Start of Provided data

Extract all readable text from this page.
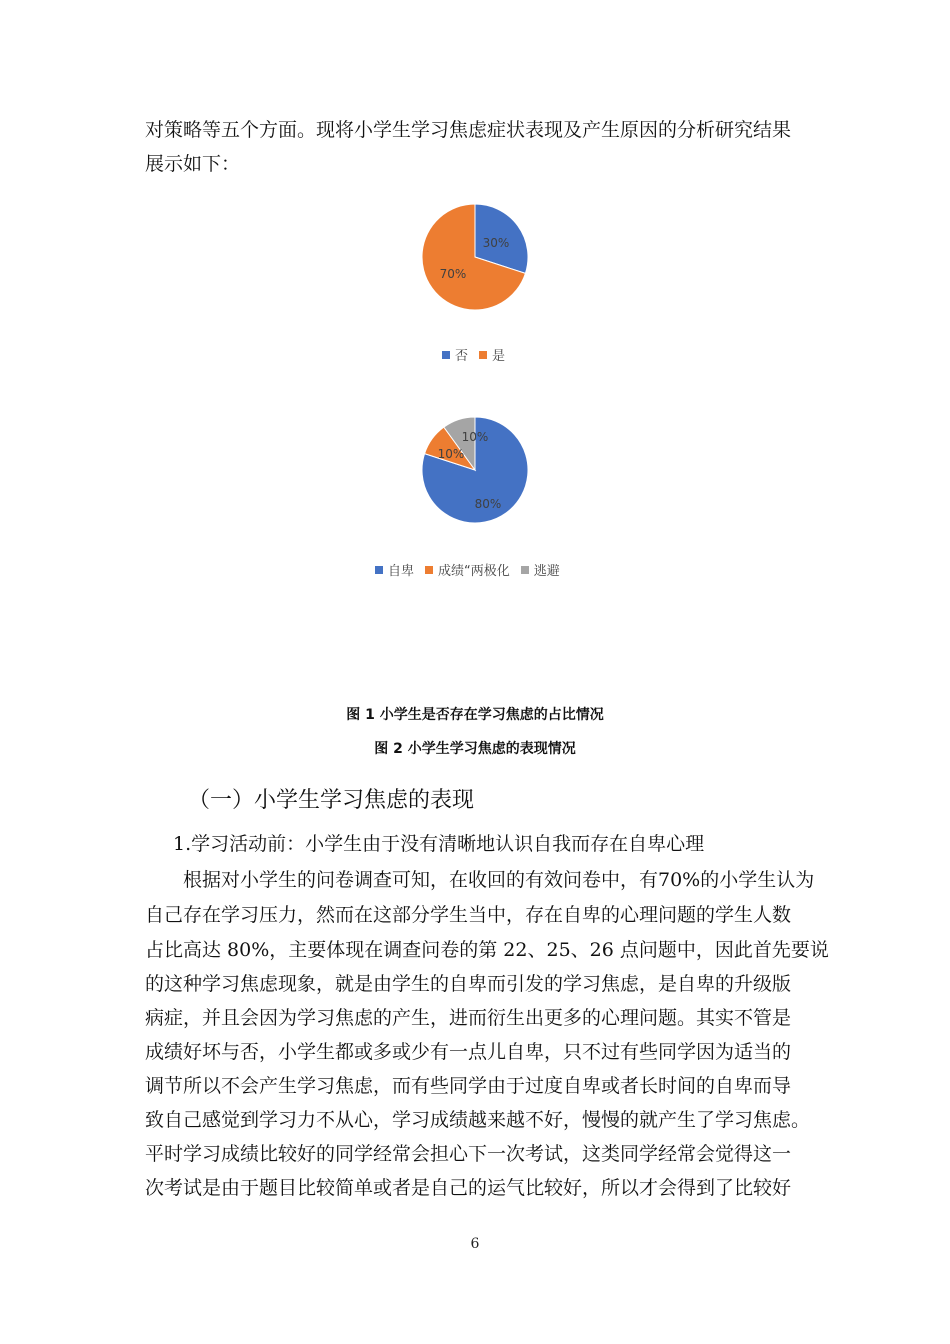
对策略等五个方面。现将小学生学习焦虑症状表现及产生原因的分析研究结果

展示如下：

30%
70%
否 是
80%
10%
10%
自卑 成绩“两极化 逃避

图 1 小学生是否存在学习焦虑的占比情况

图 2 小学生学习焦虑的表现情况

（一）小学生学习焦虑的表现

1.学习活动前：小学生由于没有清晰地认识自我而存在自卑心理

根据对小学生的问卷调查可知，在收回的有效问卷中，有70%的小学生认为

自己存在学习压力，然而在这部分学生当中，存在自卑的心理问题的学生人数

占比高达 80%，主要体现在调查问卷的第 22、25、26 点问题中，因此首先要说

的这种学习焦虑现象，就是由学生的自卑而引发的学习焦虑，是自卑的升级版

病症，并且会因为学习焦虑的产生，进而衍生出更多的心理问题。其实不管是

成绩好坏与否，小学生都或多或少有一点儿自卑，只不过有些同学因为适当的

调节所以不会产生学习焦虑，而有些同学由于过度自卑或者长时间的自卑而导

致自己感觉到学习力不从心，学习成绩越来越不好，慢慢的就产生了学习焦虑。

平时学习成绩比较好的同学经常会担心下一次考试，这类同学经常会觉得这一

次考试是由于题目比较简单或者是自己的运气比较好，所以才会得到了比较好

6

End of Provided data

Problem requirements: The pictures in the entries should be left out; output everything else exactly.

Response to this exercise:
Extract all readable text from this page.
对策略等五个方面。现将小学生学习焦虑症状表现及产生原因的分析研究结果

展示如下：

30%
70%
否 是
80%
10%
10%
自卑 成绩“两极化 逃避

图 1 小学生是否存在学习焦虑的占比情况

图 2 小学生学习焦虑的表现情况

（一）小学生学习焦虑的表现

1.学习活动前：小学生由于没有清晰地认识自我而存在自卑心理

根据对小学生的问卷调查可知，在收回的有效问卷中，有70%的小学生认为

自己存在学习压力，然而在这部分学生当中，存在自卑的心理问题的学生人数

占比高达 80%，主要体现在调查问卷的第 22、25、26 点问题中，因此首先要说

的这种学习焦虑现象，就是由学生的自卑而引发的学习焦虑，是自卑的升级版

病症，并且会因为学习焦虑的产生，进而衍生出更多的心理问题。其实不管是

成绩好坏与否，小学生都或多或少有一点儿自卑，只不过有些同学因为适当的

调节所以不会产生学习焦虑，而有些同学由于过度自卑或者长时间的自卑而导

致自己感觉到学习力不从心，学习成绩越来越不好，慢慢的就产生了学习焦虑。

平时学习成绩比较好的同学经常会担心下一次考试，这类同学经常会觉得这一

次考试是由于题目比较简单或者是自己的运气比较好，所以才会得到了比较好

6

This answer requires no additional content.